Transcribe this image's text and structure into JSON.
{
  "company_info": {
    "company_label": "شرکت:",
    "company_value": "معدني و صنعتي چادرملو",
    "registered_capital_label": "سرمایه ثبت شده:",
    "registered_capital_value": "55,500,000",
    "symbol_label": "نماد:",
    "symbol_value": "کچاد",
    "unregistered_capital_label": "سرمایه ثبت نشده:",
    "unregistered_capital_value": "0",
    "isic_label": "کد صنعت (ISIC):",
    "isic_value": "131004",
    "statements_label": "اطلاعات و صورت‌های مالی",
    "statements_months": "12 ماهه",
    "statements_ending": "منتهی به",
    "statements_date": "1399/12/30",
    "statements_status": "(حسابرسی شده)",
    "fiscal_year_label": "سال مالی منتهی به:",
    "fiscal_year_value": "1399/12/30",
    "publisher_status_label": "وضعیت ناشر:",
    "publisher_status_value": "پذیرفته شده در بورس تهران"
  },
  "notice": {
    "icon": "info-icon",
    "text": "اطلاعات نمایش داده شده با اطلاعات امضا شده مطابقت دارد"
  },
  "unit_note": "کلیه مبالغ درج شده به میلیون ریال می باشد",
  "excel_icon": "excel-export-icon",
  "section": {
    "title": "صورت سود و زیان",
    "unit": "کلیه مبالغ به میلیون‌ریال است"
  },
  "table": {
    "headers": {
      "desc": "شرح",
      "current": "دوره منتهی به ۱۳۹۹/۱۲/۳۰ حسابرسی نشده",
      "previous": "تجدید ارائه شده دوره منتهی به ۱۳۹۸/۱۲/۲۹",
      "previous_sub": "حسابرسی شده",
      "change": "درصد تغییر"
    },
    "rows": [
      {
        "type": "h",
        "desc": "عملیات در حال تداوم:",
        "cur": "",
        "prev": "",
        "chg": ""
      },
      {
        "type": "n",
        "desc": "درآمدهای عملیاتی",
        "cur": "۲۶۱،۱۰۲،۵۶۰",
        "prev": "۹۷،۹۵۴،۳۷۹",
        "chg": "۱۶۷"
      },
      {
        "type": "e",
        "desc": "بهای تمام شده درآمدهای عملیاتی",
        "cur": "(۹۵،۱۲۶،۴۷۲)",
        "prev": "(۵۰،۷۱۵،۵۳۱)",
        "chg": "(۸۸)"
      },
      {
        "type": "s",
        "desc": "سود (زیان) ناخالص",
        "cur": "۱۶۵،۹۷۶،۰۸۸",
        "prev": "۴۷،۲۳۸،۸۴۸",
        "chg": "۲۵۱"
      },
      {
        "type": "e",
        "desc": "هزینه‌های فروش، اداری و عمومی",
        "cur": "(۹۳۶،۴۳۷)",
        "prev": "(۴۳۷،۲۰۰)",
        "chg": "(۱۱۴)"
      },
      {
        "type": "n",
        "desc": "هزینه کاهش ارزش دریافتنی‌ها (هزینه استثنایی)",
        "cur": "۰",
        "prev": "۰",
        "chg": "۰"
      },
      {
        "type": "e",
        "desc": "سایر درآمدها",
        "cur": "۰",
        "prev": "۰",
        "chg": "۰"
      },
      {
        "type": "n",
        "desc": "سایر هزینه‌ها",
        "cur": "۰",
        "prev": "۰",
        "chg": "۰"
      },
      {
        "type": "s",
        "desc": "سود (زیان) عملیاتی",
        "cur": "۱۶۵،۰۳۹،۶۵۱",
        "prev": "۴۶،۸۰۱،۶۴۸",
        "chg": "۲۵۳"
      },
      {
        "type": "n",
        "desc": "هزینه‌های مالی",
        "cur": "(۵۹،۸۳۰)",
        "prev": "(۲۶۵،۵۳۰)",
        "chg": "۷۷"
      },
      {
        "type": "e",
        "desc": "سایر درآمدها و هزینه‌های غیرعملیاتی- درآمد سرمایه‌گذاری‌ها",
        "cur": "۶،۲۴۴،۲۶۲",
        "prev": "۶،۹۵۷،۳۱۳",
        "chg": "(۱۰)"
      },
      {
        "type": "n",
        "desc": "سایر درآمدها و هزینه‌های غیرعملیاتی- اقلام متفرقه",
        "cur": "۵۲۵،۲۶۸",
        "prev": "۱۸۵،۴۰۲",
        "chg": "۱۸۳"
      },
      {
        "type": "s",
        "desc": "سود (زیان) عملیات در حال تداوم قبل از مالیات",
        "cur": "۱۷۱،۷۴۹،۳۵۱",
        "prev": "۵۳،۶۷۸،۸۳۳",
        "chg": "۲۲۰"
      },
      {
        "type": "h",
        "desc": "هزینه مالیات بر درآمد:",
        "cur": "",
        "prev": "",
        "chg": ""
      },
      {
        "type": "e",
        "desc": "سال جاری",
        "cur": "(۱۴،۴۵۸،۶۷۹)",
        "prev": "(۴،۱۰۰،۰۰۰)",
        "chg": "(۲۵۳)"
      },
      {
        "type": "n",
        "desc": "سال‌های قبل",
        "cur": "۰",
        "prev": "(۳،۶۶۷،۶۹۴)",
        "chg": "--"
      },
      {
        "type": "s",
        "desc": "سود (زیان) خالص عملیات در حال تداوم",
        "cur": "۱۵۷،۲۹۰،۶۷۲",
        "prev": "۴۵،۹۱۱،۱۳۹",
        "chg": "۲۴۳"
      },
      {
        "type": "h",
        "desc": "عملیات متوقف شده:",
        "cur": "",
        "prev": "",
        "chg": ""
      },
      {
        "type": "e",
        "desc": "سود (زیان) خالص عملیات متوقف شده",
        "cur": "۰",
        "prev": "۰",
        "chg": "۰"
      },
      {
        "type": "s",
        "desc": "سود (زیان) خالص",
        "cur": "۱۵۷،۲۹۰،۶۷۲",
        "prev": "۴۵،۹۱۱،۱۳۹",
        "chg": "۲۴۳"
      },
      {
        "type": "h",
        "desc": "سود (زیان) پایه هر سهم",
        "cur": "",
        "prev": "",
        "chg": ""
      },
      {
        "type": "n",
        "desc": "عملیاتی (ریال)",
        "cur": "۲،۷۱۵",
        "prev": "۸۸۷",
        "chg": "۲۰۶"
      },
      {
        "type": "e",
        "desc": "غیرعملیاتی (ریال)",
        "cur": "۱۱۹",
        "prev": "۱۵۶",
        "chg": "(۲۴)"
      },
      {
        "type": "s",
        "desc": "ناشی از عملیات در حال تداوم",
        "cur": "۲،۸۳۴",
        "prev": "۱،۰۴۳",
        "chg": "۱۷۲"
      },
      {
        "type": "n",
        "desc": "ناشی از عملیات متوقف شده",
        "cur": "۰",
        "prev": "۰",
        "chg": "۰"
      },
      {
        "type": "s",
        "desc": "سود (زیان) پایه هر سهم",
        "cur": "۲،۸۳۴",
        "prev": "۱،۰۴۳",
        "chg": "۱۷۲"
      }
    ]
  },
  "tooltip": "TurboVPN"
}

> **The request**
Note how many lines in the listing above hold the string "icon", then give only that figure.

> **Final result**
2